DA FARE
- 1) Secondo il testo su La principessa guerriera, chi ha curato la traduzione dell'opera per l'edizione italiana?
- 2) Riporta senza modifiche il passo del testo su La principessa guerriera compreso tra "La principessa guerriera –" e "e fervore esistenziale.", estremi inclusi.

FONTE

Il poema segue le tracce delle leggende inserite dall’etnologo Aleksandr Afanas’ev nel volume Narodnye russkie skazki, raccolta capace di riassumere la sostanza mitologica della tradizione; fiabe e racconti mai pubblicati, esistenti fino ad allora in forma orale, che colpirono profondamente l’immaginario di Cvetaeva.

La principessa guerriera – opera pubblicata per la prima volta in Italia da Sandro Teti Editore, con la traduzione di Marilena Rea – ha come protagonisti lo Zar ubriacone, la Zarina di seconde nozze, lo Zarevič e la protagonista assoluta, la Zar-fanciulla, la principessa guerriera, allo stesso tempo donna e re.

Di proporzioni smisurate, la Zar-fanciulla ha in sé le prerogative del Sole; è inavvicinabile e il fuoco è l’elemento che la determina, accompagna e rappresenta. Guardo la criniera dei tuoi ricci, guardo la fiamma dei tuoi occhi: non mi sembri nutrita dal mio latte, ma dal sangue di leonessa selvaggia!
Androgina, eretica e indomabile, in sella al suo Cavallo-Vortice, sventola il vessillo della ribellione, lo stesso che ispirerà l’esistenza di Cvetaeva, esule e figlia reietta in un affastellarsi di approdi e ripartenze, asprezze e fervore esistenziale.

Nel senso comune, poesia e storia

Nel complesso l’architettura de La principessa guerriera è un’ardita capriola del senso comune, la negazione della gerarchia originaria: ribaltando le aspettative – che celebrano il principe conquistatore – la Zar-fanciulla solca i mari sul suo Vascello di Fuoco per avvicinarsi al giovane sposo (lo Zarevič), individuo di carattere impalpabile, remissivo, dai chiaroscuri lunari (Che reggente sarei per voi, e che eroe valoroso sarei? Io, musicastro petto-stretto, io di nulla m’intendo!).

DATI REGISTRATI
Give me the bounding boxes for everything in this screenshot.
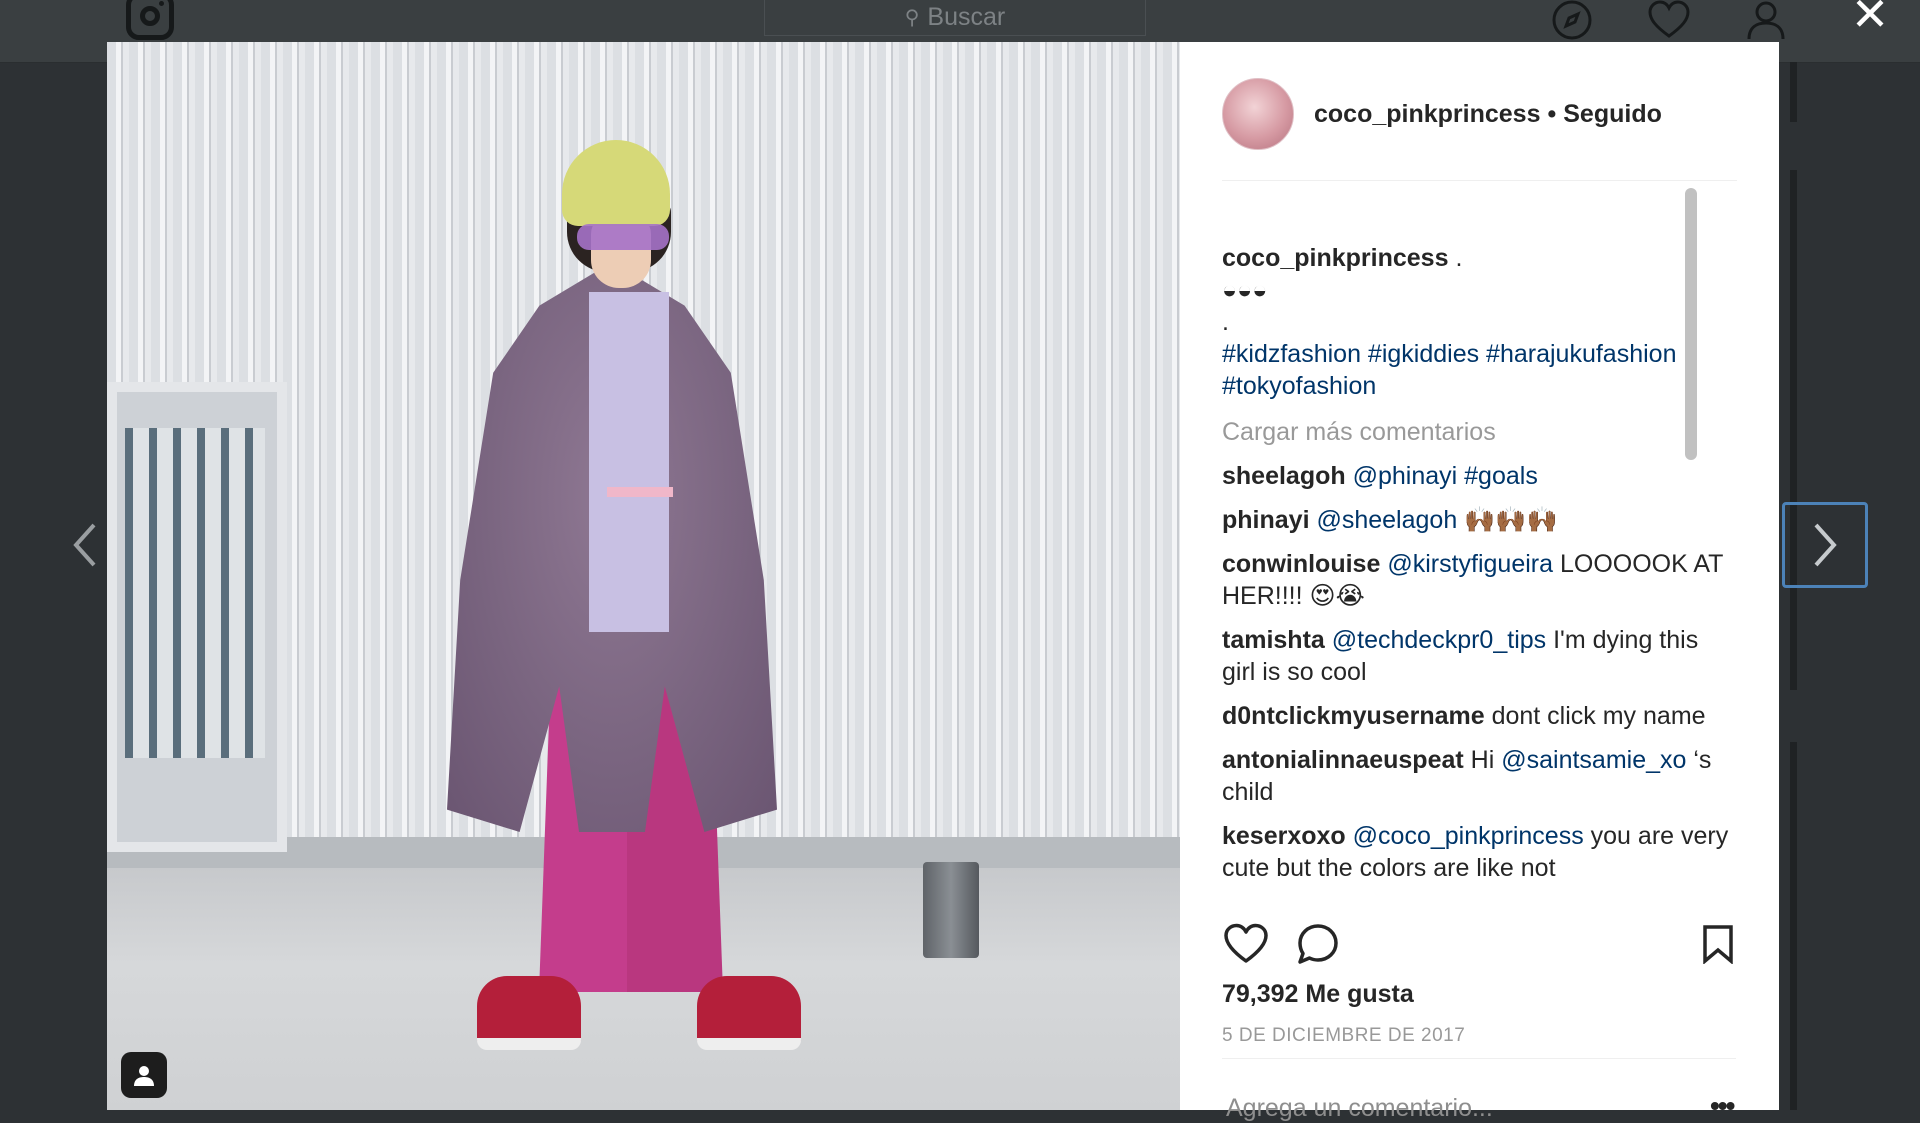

RISPOSTE COMPLETE
- 1) Marilena Rea.

- 2)
La principessa guerriera – opera pubblicata per la prima volta in Italia da Sandro Teti Editore, con la traduzione di Marilena Rea – ha come protagonisti lo Zar ubriacone, la Zarina di seconde nozze, lo Zarevič e la protagonista assoluta, la Zar-fanciulla, la principessa guerriera, allo stesso tempo donna e re.

Di proporzioni smisurate, la Zar-fanciulla ha in sé le prerogative del Sole; è inavvicinabile e il fuoco è l’elemento che la determina, accompagna e rappresenta. Guardo la criniera dei tuoi ricci, guardo la fiamma dei tuoi occhi: non mi sembri nutrita dal mio latte, ma dal sangue di leonessa selvaggia!
Androgina, eretica e indomabile, in sella al suo Cavallo-Vortice, sventola il vessillo della ribellione, lo stesso che ispirerà l’esistenza di Cvetaeva, esule e figlia reietta in un affastellarsi di approdi e ripartenze, asprezze e fervore esistenziale.